[EXERCISE DETAILS]
Copy each line in which the string "Housing" occurs.

>> BEGIN DATASET ROWS

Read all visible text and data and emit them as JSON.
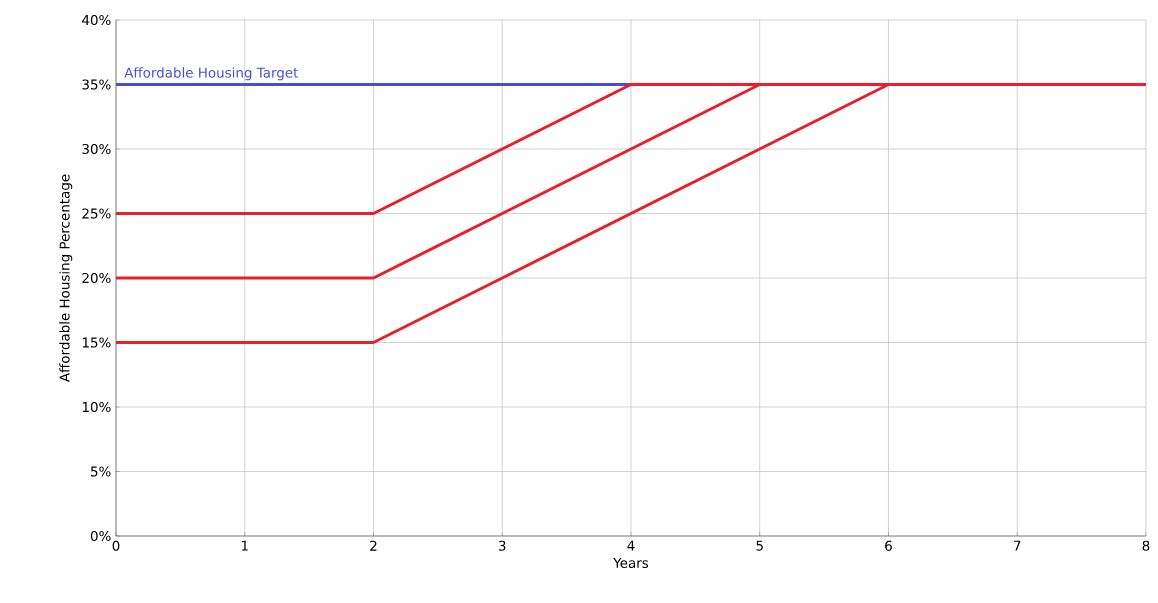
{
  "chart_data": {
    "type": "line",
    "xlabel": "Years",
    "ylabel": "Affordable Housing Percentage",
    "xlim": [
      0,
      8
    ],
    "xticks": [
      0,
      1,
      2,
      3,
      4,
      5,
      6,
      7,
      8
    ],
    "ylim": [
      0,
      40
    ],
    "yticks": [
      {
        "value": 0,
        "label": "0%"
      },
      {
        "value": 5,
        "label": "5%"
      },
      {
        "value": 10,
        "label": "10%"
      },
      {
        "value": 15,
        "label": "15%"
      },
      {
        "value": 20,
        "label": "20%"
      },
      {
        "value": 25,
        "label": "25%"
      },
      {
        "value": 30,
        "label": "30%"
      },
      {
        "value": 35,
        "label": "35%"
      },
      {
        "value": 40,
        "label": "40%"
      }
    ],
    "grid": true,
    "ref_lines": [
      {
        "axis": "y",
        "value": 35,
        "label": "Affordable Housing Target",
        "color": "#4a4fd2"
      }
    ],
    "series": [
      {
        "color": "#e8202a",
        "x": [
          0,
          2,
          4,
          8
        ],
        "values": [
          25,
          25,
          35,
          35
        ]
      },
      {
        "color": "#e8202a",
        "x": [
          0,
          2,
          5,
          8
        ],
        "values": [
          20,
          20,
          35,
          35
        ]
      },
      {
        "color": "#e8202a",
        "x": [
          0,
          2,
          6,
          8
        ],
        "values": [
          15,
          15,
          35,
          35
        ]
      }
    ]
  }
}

>> END DATASET ROWS

[OUTPUT BELOW]
    "ylabel": "Affordable Housing Percentage",
        "label": "Affordable Housing Target",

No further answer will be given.